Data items
####

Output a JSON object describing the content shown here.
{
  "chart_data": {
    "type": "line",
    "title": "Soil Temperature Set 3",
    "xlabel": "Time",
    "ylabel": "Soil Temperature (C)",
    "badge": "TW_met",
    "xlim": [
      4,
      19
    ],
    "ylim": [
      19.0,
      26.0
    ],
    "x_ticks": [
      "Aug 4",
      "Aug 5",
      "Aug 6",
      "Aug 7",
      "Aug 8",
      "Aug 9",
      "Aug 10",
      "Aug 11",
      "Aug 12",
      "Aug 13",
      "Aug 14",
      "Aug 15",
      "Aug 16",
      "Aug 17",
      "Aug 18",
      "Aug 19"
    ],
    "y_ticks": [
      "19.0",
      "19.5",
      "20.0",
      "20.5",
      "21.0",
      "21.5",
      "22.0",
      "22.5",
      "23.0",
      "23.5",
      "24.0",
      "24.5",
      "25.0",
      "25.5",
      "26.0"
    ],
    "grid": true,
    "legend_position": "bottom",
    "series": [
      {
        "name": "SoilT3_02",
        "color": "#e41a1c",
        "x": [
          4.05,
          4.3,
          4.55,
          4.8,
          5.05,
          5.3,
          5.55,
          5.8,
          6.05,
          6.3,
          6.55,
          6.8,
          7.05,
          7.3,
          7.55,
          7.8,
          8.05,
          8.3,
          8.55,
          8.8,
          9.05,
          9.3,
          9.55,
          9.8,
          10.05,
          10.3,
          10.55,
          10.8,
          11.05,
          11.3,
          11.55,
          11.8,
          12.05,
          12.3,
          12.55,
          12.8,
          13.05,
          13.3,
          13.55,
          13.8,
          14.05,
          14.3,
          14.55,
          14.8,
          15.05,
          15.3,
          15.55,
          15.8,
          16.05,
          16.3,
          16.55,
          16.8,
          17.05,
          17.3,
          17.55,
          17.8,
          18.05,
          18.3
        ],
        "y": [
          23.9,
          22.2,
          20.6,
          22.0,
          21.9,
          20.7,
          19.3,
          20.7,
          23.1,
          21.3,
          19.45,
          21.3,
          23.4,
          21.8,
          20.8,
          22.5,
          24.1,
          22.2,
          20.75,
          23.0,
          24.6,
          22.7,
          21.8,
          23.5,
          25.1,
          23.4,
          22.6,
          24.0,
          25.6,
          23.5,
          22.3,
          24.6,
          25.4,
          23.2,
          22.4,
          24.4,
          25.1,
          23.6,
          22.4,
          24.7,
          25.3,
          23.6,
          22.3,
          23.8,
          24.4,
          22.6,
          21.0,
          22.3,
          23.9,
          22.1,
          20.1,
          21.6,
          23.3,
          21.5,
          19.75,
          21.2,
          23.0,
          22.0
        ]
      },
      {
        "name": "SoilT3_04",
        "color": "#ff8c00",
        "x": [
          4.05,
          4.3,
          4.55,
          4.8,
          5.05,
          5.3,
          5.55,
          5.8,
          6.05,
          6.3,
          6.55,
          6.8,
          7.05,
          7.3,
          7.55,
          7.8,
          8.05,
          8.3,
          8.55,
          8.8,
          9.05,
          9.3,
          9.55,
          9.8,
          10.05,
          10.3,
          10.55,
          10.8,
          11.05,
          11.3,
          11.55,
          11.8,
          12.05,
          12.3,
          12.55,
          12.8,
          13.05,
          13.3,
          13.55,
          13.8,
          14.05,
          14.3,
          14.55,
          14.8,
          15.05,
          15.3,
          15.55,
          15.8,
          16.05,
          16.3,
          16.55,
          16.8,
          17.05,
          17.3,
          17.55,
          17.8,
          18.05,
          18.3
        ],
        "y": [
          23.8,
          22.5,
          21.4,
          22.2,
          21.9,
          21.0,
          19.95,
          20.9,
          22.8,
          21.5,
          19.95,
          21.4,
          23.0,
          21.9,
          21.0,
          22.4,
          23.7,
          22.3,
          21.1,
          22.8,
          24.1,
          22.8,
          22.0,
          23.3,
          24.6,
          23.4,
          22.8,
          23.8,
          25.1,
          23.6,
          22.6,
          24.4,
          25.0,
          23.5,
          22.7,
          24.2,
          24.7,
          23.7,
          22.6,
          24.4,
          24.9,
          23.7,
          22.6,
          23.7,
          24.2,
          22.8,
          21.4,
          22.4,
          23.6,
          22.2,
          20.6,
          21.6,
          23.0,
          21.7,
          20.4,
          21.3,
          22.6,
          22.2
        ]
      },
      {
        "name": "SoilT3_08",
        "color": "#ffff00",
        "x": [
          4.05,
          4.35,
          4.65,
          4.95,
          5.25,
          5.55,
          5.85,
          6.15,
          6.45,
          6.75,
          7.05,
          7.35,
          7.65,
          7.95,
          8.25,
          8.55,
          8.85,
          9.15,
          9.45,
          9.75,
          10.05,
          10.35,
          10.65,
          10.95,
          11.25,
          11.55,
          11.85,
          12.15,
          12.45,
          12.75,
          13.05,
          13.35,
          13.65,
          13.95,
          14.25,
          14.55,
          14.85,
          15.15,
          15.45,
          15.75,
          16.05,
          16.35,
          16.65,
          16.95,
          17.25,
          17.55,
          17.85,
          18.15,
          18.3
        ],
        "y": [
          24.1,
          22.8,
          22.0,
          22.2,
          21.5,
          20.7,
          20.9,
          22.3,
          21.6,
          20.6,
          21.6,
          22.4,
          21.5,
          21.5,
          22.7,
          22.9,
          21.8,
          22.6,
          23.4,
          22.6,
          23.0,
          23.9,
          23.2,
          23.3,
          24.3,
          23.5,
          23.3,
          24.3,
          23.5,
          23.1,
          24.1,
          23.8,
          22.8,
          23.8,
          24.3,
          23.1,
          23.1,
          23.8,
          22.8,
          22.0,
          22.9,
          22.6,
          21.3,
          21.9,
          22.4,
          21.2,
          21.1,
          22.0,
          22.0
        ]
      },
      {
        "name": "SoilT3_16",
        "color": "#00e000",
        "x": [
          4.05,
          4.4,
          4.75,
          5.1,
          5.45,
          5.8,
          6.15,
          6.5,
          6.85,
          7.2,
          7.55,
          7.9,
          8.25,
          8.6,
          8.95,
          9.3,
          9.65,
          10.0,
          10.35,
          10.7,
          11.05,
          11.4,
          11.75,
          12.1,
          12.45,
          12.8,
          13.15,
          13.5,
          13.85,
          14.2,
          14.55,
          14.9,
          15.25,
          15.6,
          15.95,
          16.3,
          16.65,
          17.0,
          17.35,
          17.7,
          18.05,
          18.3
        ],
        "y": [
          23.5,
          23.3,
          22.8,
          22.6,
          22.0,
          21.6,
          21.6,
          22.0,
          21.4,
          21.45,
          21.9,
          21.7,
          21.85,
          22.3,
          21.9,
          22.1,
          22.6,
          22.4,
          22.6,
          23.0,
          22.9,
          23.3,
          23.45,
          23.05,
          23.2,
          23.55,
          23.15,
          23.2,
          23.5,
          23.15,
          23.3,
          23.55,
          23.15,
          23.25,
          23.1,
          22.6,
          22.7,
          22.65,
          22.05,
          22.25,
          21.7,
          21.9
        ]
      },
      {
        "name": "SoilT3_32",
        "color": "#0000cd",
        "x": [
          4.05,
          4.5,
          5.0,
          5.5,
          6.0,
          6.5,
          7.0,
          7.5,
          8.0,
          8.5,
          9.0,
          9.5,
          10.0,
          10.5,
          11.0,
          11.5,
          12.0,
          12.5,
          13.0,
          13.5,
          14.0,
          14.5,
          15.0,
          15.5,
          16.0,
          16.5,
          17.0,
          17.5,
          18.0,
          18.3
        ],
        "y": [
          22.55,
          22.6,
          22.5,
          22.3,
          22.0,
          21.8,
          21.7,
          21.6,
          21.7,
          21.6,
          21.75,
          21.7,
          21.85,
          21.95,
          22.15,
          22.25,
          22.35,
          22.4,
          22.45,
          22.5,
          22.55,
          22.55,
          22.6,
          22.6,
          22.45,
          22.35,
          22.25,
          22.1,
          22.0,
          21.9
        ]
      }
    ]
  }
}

####

| Task goal |
From the entries above, pull out each line that includes "name".

| Final result |
        "name": "SoilT3_02",
        "name": "SoilT3_04",
        "name": "SoilT3_08",
        "name": "SoilT3_16",
        "name": "SoilT3_32",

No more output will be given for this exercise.